-------- Records shown --------

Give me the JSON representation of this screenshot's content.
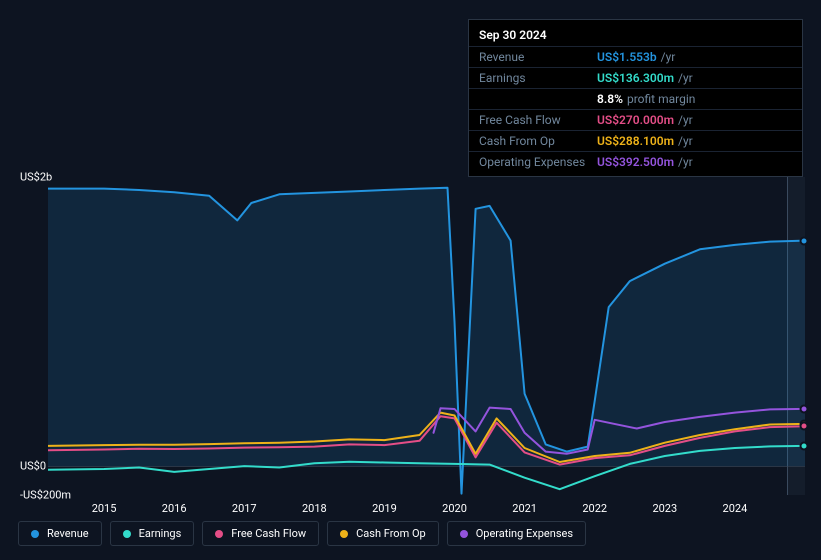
{
  "chart": {
    "type": "line",
    "background_color": "#0d1421",
    "grid_color": "#2a3544",
    "future_band_color": "rgba(120,140,160,0.08)",
    "axis_font_size": 11,
    "axis_color": "#ffffff",
    "y_axis": {
      "ticks": [
        {
          "label": "US$2b",
          "value": 2000
        },
        {
          "label": "US$0",
          "value": 0
        },
        {
          "label": "-US$200m",
          "value": -200
        }
      ],
      "min": -200,
      "max": 2000
    },
    "x_axis": {
      "ticks": [
        "2015",
        "2016",
        "2017",
        "2018",
        "2019",
        "2020",
        "2021",
        "2022",
        "2023",
        "2024"
      ],
      "min": 2014.2,
      "max": 2025.0,
      "cursor_x": 2024.75
    },
    "series": [
      {
        "id": "revenue",
        "name": "Revenue",
        "color": "#2394df",
        "area_fill": "rgba(35,148,223,0.15)",
        "data": [
          [
            2014.2,
            1920
          ],
          [
            2014.6,
            1920
          ],
          [
            2015,
            1920
          ],
          [
            2015.5,
            1910
          ],
          [
            2016,
            1895
          ],
          [
            2016.5,
            1870
          ],
          [
            2016.9,
            1700
          ],
          [
            2017.1,
            1820
          ],
          [
            2017.5,
            1880
          ],
          [
            2018,
            1890
          ],
          [
            2018.5,
            1900
          ],
          [
            2019,
            1910
          ],
          [
            2019.5,
            1920
          ],
          [
            2019.9,
            1925
          ],
          [
            2020.0,
            1000
          ],
          [
            2020.1,
            -190
          ],
          [
            2020.3,
            1780
          ],
          [
            2020.5,
            1800
          ],
          [
            2020.8,
            1560
          ],
          [
            2021.0,
            500
          ],
          [
            2021.3,
            150
          ],
          [
            2021.6,
            100
          ],
          [
            2021.9,
            135
          ],
          [
            2022.0,
            450
          ],
          [
            2022.2,
            1100
          ],
          [
            2022.5,
            1280
          ],
          [
            2023,
            1400
          ],
          [
            2023.5,
            1500
          ],
          [
            2024,
            1530
          ],
          [
            2024.5,
            1553
          ],
          [
            2025.0,
            1560
          ]
        ]
      },
      {
        "id": "earnings",
        "name": "Earnings",
        "color": "#33dccb",
        "data": [
          [
            2014.2,
            -25
          ],
          [
            2015,
            -20
          ],
          [
            2015.5,
            -10
          ],
          [
            2016,
            -40
          ],
          [
            2016.5,
            -20
          ],
          [
            2017,
            0
          ],
          [
            2017.5,
            -10
          ],
          [
            2018,
            20
          ],
          [
            2018.5,
            30
          ],
          [
            2019,
            25
          ],
          [
            2019.5,
            20
          ],
          [
            2020,
            15
          ],
          [
            2020.5,
            10
          ],
          [
            2021,
            -80
          ],
          [
            2021.5,
            -160
          ],
          [
            2022,
            -70
          ],
          [
            2022.5,
            15
          ],
          [
            2023,
            70
          ],
          [
            2023.5,
            105
          ],
          [
            2024,
            125
          ],
          [
            2024.5,
            136
          ],
          [
            2025.0,
            140
          ]
        ]
      },
      {
        "id": "fcf",
        "name": "Free Cash Flow",
        "color": "#e44e87",
        "data": [
          [
            2014.2,
            110
          ],
          [
            2015,
            115
          ],
          [
            2015.5,
            120
          ],
          [
            2016,
            118
          ],
          [
            2016.5,
            122
          ],
          [
            2017,
            128
          ],
          [
            2017.5,
            130
          ],
          [
            2018,
            135
          ],
          [
            2018.5,
            150
          ],
          [
            2019,
            145
          ],
          [
            2019.5,
            175
          ],
          [
            2019.8,
            345
          ],
          [
            2020.0,
            330
          ],
          [
            2020.3,
            60
          ],
          [
            2020.6,
            300
          ],
          [
            2021,
            95
          ],
          [
            2021.5,
            10
          ],
          [
            2022,
            55
          ],
          [
            2022.5,
            75
          ],
          [
            2023,
            140
          ],
          [
            2023.5,
            195
          ],
          [
            2024,
            240
          ],
          [
            2024.5,
            270
          ],
          [
            2025.0,
            275
          ]
        ]
      },
      {
        "id": "cfo",
        "name": "Cash From Op",
        "color": "#eeb219",
        "data": [
          [
            2014.2,
            140
          ],
          [
            2015,
            145
          ],
          [
            2015.5,
            148
          ],
          [
            2016,
            148
          ],
          [
            2016.5,
            152
          ],
          [
            2017,
            158
          ],
          [
            2017.5,
            162
          ],
          [
            2018,
            170
          ],
          [
            2018.5,
            185
          ],
          [
            2019,
            180
          ],
          [
            2019.5,
            215
          ],
          [
            2019.8,
            370
          ],
          [
            2020.0,
            350
          ],
          [
            2020.3,
            85
          ],
          [
            2020.6,
            330
          ],
          [
            2021,
            125
          ],
          [
            2021.5,
            28
          ],
          [
            2022,
            70
          ],
          [
            2022.5,
            92
          ],
          [
            2023,
            162
          ],
          [
            2023.5,
            215
          ],
          [
            2024,
            255
          ],
          [
            2024.5,
            288
          ],
          [
            2025.0,
            292
          ]
        ]
      },
      {
        "id": "opex",
        "name": "Operating Expenses",
        "color": "#9454dd",
        "data": [
          [
            2019.7,
            230
          ],
          [
            2019.8,
            400
          ],
          [
            2020.0,
            395
          ],
          [
            2020.3,
            240
          ],
          [
            2020.5,
            405
          ],
          [
            2020.8,
            395
          ],
          [
            2021.0,
            230
          ],
          [
            2021.3,
            100
          ],
          [
            2021.6,
            85
          ],
          [
            2021.9,
            115
          ],
          [
            2022.0,
            320
          ],
          [
            2022.3,
            290
          ],
          [
            2022.6,
            260
          ],
          [
            2023,
            305
          ],
          [
            2023.5,
            340
          ],
          [
            2024,
            370
          ],
          [
            2024.5,
            392
          ],
          [
            2025.0,
            396
          ]
        ]
      }
    ],
    "end_markers": [
      {
        "series": "revenue",
        "y": 1560,
        "color": "#2394df"
      },
      {
        "series": "opex",
        "y": 396,
        "color": "#9454dd"
      },
      {
        "series": "cfo",
        "y": 292,
        "color": "#eeb219"
      },
      {
        "series": "fcf",
        "y": 275,
        "color": "#e44e87"
      },
      {
        "series": "earnings",
        "y": 140,
        "color": "#33dccb"
      }
    ],
    "groups": {
      "pre_area_clip_x": 2018.2
    }
  },
  "tooltip": {
    "title": "Sep 30 2024",
    "rows": [
      {
        "label": "Revenue",
        "value": "US$1.553b",
        "unit": "/yr",
        "color": "#2394df"
      },
      {
        "label": "Earnings",
        "value": "US$136.300m",
        "unit": "/yr",
        "color": "#33dccb"
      },
      {
        "label": "",
        "value": "8.8%",
        "unit": "profit margin",
        "color": "#ffffff"
      },
      {
        "label": "Free Cash Flow",
        "value": "US$270.000m",
        "unit": "/yr",
        "color": "#e44e87"
      },
      {
        "label": "Cash From Op",
        "value": "US$288.100m",
        "unit": "/yr",
        "color": "#eeb219"
      },
      {
        "label": "Operating Expenses",
        "value": "US$392.500m",
        "unit": "/yr",
        "color": "#9454dd"
      }
    ],
    "label_color": "#71879d",
    "border_color": "#2a3544",
    "bg_color": "#000000"
  },
  "legend": {
    "items": [
      {
        "id": "revenue",
        "label": "Revenue",
        "color": "#2394df"
      },
      {
        "id": "earnings",
        "label": "Earnings",
        "color": "#33dccb"
      },
      {
        "id": "fcf",
        "label": "Free Cash Flow",
        "color": "#e44e87"
      },
      {
        "id": "cfo",
        "label": "Cash From Op",
        "color": "#eeb219"
      },
      {
        "id": "opex",
        "label": "Operating Expenses",
        "color": "#9454dd"
      }
    ],
    "border_color": "#2a3544"
  }
}
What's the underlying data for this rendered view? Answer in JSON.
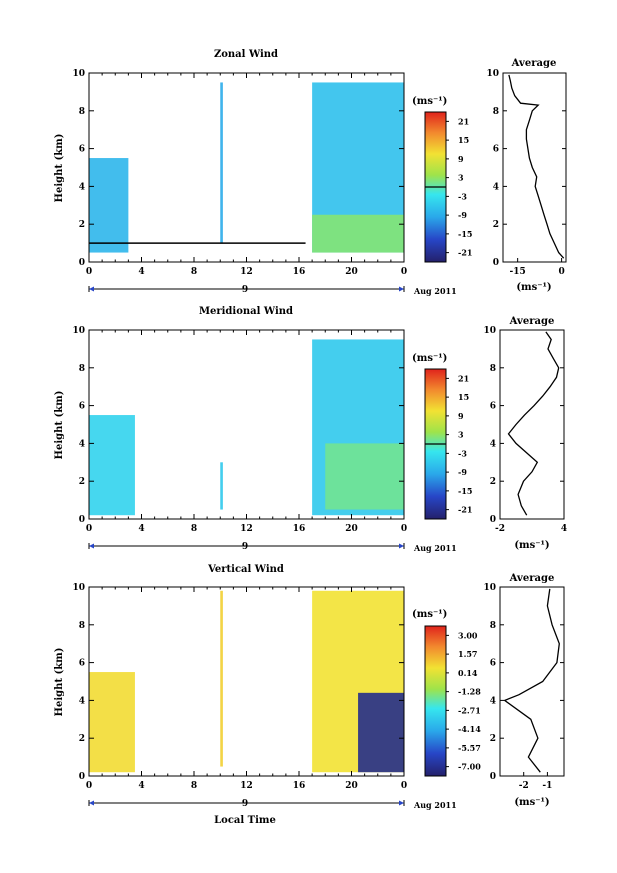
{
  "chart_data": [
    {
      "type": "heatmap",
      "title": "Zonal Wind",
      "xlabel": "",
      "ylabel": "Height (km)",
      "xlim": [
        0,
        24
      ],
      "ylim": [
        0,
        10
      ],
      "xticks": [
        "0",
        "4",
        "8",
        "12",
        "16",
        "20",
        "0"
      ],
      "yticks": [
        "0",
        "2",
        "4",
        "6",
        "8",
        "10"
      ],
      "date_axis": {
        "label": "9",
        "date": "Aug 2011"
      },
      "colorbar": {
        "unit": "(ms⁻¹)",
        "ticks": [
          "21",
          "15",
          "9",
          "3",
          "-3",
          "-9",
          "-15",
          "-21"
        ],
        "contour_level": "0"
      },
      "regions": [
        {
          "x": [
            0,
            3
          ],
          "y": [
            0.5,
            5.5
          ],
          "value": -7
        },
        {
          "x": [
            10,
            10.2
          ],
          "y": [
            1,
            9.5
          ],
          "value": -8
        },
        {
          "x": [
            17,
            24
          ],
          "y": [
            0.5,
            9.5
          ],
          "value": -6
        },
        {
          "x": [
            17,
            24
          ],
          "y": [
            0.5,
            2.5
          ],
          "value": 2
        }
      ],
      "line": {
        "y": 1.0,
        "x": [
          0,
          16.5
        ]
      },
      "average": {
        "title": "Average",
        "xlabel": "(ms⁻¹)",
        "xticks": [
          "-15",
          "0"
        ],
        "xlim": [
          -20,
          1.5
        ],
        "profile": [
          [
            0.7,
            0.2
          ],
          [
            -1,
            0.5
          ],
          [
            -2.5,
            1
          ],
          [
            -4,
            1.5
          ],
          [
            -5,
            2
          ],
          [
            -6,
            2.5
          ],
          [
            -7,
            3
          ],
          [
            -8,
            3.5
          ],
          [
            -9,
            4
          ],
          [
            -8.5,
            4.5
          ],
          [
            -10,
            5
          ],
          [
            -11,
            5.5
          ],
          [
            -11.5,
            6
          ],
          [
            -12,
            6.5
          ],
          [
            -12,
            7
          ],
          [
            -11,
            7.5
          ],
          [
            -10,
            8
          ],
          [
            -8,
            8.3
          ],
          [
            -14,
            8.4
          ],
          [
            -16,
            8.8
          ],
          [
            -17,
            9.2
          ],
          [
            -17.5,
            9.6
          ],
          [
            -18,
            9.9
          ]
        ]
      }
    },
    {
      "type": "heatmap",
      "title": "Meridional Wind",
      "xlabel": "",
      "ylabel": "Height (km)",
      "xlim": [
        0,
        24
      ],
      "ylim": [
        0,
        10
      ],
      "xticks": [
        "0",
        "4",
        "8",
        "12",
        "16",
        "20",
        "0"
      ],
      "yticks": [
        "0",
        "2",
        "4",
        "6",
        "8",
        "10"
      ],
      "date_axis": {
        "label": "9",
        "date": "Aug 2011"
      },
      "colorbar": {
        "unit": "(ms⁻¹)",
        "ticks": [
          "21",
          "15",
          "9",
          "3",
          "-3",
          "-9",
          "-15",
          "-21"
        ],
        "contour_level": "0"
      },
      "regions": [
        {
          "x": [
            0,
            3.5
          ],
          "y": [
            0.2,
            5.5
          ],
          "value": -4
        },
        {
          "x": [
            10,
            10.2
          ],
          "y": [
            0.5,
            3
          ],
          "value": -5
        },
        {
          "x": [
            17,
            24
          ],
          "y": [
            0.2,
            9.5
          ],
          "value": -5
        },
        {
          "x": [
            18,
            24
          ],
          "y": [
            0.5,
            4
          ],
          "value": 1
        }
      ],
      "average": {
        "title": "Average",
        "xlabel": "(ms⁻¹)",
        "xticks": [
          "-2",
          "4"
        ],
        "xlim": [
          -2,
          4
        ],
        "profile": [
          [
            0.5,
            0.2
          ],
          [
            0,
            0.7
          ],
          [
            -0.3,
            1.3
          ],
          [
            0.2,
            2
          ],
          [
            1,
            2.5
          ],
          [
            1.5,
            3
          ],
          [
            0.5,
            3.5
          ],
          [
            -0.5,
            4
          ],
          [
            -1.2,
            4.5
          ],
          [
            -0.5,
            5
          ],
          [
            0.3,
            5.5
          ],
          [
            1.2,
            6
          ],
          [
            2,
            6.5
          ],
          [
            2.7,
            7
          ],
          [
            3.3,
            7.5
          ],
          [
            3.5,
            8
          ],
          [
            3,
            8.5
          ],
          [
            2.5,
            9
          ],
          [
            2.8,
            9.5
          ],
          [
            2.3,
            9.9
          ]
        ]
      }
    },
    {
      "type": "heatmap",
      "title": "Vertical Wind",
      "xlabel": "Local Time",
      "ylabel": "Height (km)",
      "xlim": [
        0,
        24
      ],
      "ylim": [
        0,
        10
      ],
      "xticks": [
        "0",
        "4",
        "8",
        "12",
        "16",
        "20",
        "0"
      ],
      "yticks": [
        "0",
        "2",
        "4",
        "6",
        "8",
        "10"
      ],
      "date_axis": {
        "label": "9",
        "date": "Aug 2011"
      },
      "colorbar": {
        "unit": "(ms⁻¹)",
        "ticks": [
          "3.00",
          "1.57",
          "0.14",
          "-1.28",
          "-2.71",
          "-4.14",
          "-5.57",
          "-7.00"
        ]
      },
      "regions": [
        {
          "x": [
            0,
            3.5
          ],
          "y": [
            0.2,
            5.5
          ],
          "value": 0.3
        },
        {
          "x": [
            10,
            10.2
          ],
          "y": [
            0.5,
            9.8
          ],
          "value": 0.5
        },
        {
          "x": [
            17,
            24
          ],
          "y": [
            0.2,
            9.8
          ],
          "value": 0.2
        },
        {
          "x": [
            20.5,
            24
          ],
          "y": [
            0.2,
            4.4
          ],
          "value": -6.5
        }
      ],
      "average": {
        "title": "Average",
        "xlabel": "(ms⁻¹)",
        "xticks": [
          "-2",
          "-1"
        ],
        "xlim": [
          -3,
          -0.3
        ],
        "profile": [
          [
            -1.3,
            0.2
          ],
          [
            -1.8,
            1
          ],
          [
            -1.4,
            2
          ],
          [
            -1.7,
            3
          ],
          [
            -2.8,
            4
          ],
          [
            -2.2,
            4.3
          ],
          [
            -1.2,
            5
          ],
          [
            -0.6,
            6
          ],
          [
            -0.5,
            7
          ],
          [
            -0.8,
            8
          ],
          [
            -1,
            9
          ],
          [
            -0.9,
            9.9
          ]
        ]
      }
    }
  ]
}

--------

Problem requirements ▸ Extract all lines containing the word "series".

Output ▸
    "series": [
        "series": "revenue",
        "series": "opex",
        "series": "cfo",
        "series": "fcf",
        "series": "earnings",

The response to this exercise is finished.